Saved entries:
* BEGIN *

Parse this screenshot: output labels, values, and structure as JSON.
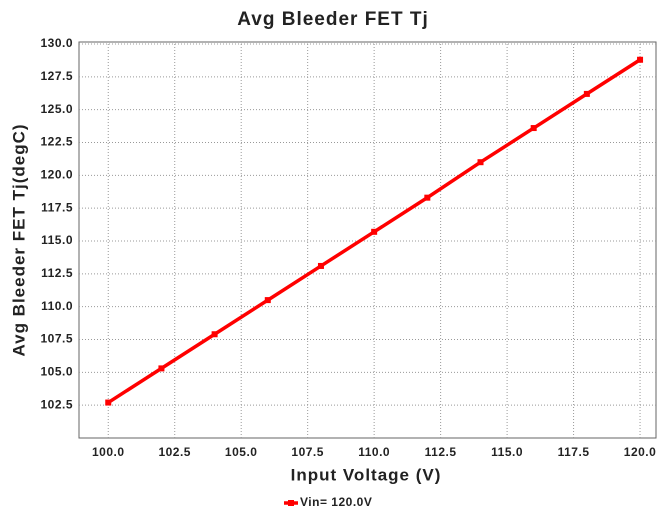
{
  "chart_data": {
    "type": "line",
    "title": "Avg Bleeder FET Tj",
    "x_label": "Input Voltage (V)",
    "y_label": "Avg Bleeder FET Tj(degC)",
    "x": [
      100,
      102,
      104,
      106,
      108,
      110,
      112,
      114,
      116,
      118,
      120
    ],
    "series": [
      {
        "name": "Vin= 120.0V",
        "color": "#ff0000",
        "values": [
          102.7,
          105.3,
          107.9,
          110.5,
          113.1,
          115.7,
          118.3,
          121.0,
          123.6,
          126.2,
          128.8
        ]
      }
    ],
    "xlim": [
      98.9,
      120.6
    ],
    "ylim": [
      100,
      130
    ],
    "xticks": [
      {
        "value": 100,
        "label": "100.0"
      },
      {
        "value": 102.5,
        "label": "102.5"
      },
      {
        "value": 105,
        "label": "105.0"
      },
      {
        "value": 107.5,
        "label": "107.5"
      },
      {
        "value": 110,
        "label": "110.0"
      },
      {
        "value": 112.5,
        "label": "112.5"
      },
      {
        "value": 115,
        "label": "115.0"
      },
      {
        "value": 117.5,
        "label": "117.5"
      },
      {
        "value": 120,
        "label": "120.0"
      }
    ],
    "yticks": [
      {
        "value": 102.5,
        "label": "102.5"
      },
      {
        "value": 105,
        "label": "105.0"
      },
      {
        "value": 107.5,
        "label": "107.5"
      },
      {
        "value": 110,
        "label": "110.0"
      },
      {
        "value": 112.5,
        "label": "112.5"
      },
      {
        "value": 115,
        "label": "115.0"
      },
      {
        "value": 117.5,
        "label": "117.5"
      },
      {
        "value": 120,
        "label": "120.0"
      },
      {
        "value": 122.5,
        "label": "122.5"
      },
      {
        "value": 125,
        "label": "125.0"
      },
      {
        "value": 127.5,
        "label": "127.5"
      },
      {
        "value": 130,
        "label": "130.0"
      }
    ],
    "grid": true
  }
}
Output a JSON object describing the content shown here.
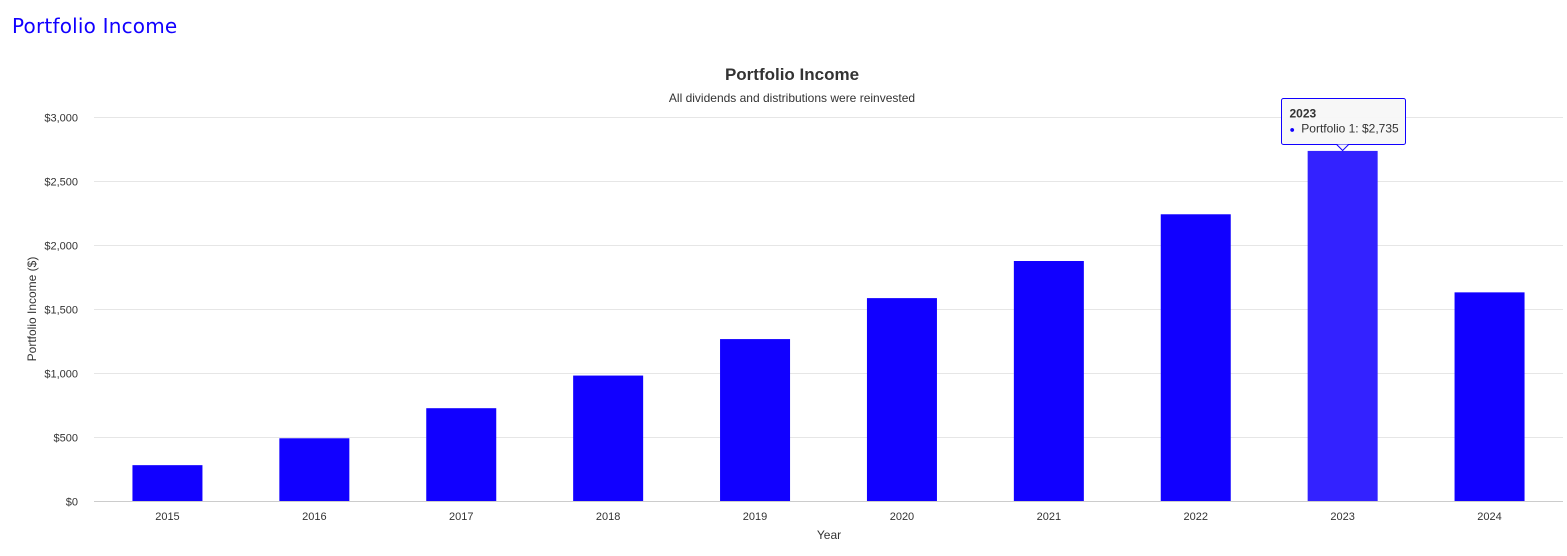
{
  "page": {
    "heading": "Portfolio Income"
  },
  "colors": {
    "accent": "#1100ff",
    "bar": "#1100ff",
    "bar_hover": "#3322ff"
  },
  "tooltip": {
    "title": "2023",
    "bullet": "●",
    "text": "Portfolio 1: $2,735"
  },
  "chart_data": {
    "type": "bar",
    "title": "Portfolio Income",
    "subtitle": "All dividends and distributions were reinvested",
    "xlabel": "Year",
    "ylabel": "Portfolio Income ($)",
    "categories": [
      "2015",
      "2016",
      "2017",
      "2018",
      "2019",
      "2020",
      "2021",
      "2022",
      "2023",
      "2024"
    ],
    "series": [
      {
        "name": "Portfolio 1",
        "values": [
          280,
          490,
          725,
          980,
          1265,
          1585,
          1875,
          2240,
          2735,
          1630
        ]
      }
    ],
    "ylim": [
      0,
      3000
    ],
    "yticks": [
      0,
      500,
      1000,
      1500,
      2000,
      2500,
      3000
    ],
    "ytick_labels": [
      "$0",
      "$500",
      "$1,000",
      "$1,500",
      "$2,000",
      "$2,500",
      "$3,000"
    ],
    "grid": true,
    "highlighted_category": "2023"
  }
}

* END *

§ **CHALLENGE**:
Leave out the pictures and retype every line above exactly.

§ **THE RESULT**:
Parse this screenshot: output labels, values, and structure as JSON.
{
  "chart_data": {
    "type": "line",
    "title": "Avg Bleeder FET Tj",
    "x_label": "Input Voltage (V)",
    "y_label": "Avg Bleeder FET Tj(degC)",
    "x": [
      100,
      102,
      104,
      106,
      108,
      110,
      112,
      114,
      116,
      118,
      120
    ],
    "series": [
      {
        "name": "Vin= 120.0V",
        "color": "#ff0000",
        "values": [
          102.7,
          105.3,
          107.9,
          110.5,
          113.1,
          115.7,
          118.3,
          121.0,
          123.6,
          126.2,
          128.8
        ]
      }
    ],
    "xlim": [
      98.9,
      120.6
    ],
    "ylim": [
      100,
      130
    ],
    "xticks": [
      {
        "value": 100,
        "label": "100.0"
      },
      {
        "value": 102.5,
        "label": "102.5"
      },
      {
        "value": 105,
        "label": "105.0"
      },
      {
        "value": 107.5,
        "label": "107.5"
      },
      {
        "value": 110,
        "label": "110.0"
      },
      {
        "value": 112.5,
        "label": "112.5"
      },
      {
        "value": 115,
        "label": "115.0"
      },
      {
        "value": 117.5,
        "label": "117.5"
      },
      {
        "value": 120,
        "label": "120.0"
      }
    ],
    "yticks": [
      {
        "value": 102.5,
        "label": "102.5"
      },
      {
        "value": 105,
        "label": "105.0"
      },
      {
        "value": 107.5,
        "label": "107.5"
      },
      {
        "value": 110,
        "label": "110.0"
      },
      {
        "value": 112.5,
        "label": "112.5"
      },
      {
        "value": 115,
        "label": "115.0"
      },
      {
        "value": 117.5,
        "label": "117.5"
      },
      {
        "value": 120,
        "label": "120.0"
      },
      {
        "value": 122.5,
        "label": "122.5"
      },
      {
        "value": 125,
        "label": "125.0"
      },
      {
        "value": 127.5,
        "label": "127.5"
      },
      {
        "value": 130,
        "label": "130.0"
      }
    ],
    "grid": true
  }
}
Output a JSON object describing the content shown here.
{
  "page": {
    "heading": "Portfolio Income"
  },
  "colors": {
    "accent": "#1100ff",
    "bar": "#1100ff",
    "bar_hover": "#3322ff"
  },
  "tooltip": {
    "title": "2023",
    "bullet": "●",
    "text": "Portfolio 1: $2,735"
  },
  "chart_data": {
    "type": "bar",
    "title": "Portfolio Income",
    "subtitle": "All dividends and distributions were reinvested",
    "xlabel": "Year",
    "ylabel": "Portfolio Income ($)",
    "categories": [
      "2015",
      "2016",
      "2017",
      "2018",
      "2019",
      "2020",
      "2021",
      "2022",
      "2023",
      "2024"
    ],
    "series": [
      {
        "name": "Portfolio 1",
        "values": [
          280,
          490,
          725,
          980,
          1265,
          1585,
          1875,
          2240,
          2735,
          1630
        ]
      }
    ],
    "ylim": [
      0,
      3000
    ],
    "yticks": [
      0,
      500,
      1000,
      1500,
      2000,
      2500,
      3000
    ],
    "ytick_labels": [
      "$0",
      "$500",
      "$1,000",
      "$1,500",
      "$2,000",
      "$2,500",
      "$3,000"
    ],
    "grid": true,
    "highlighted_category": "2023"
  }
}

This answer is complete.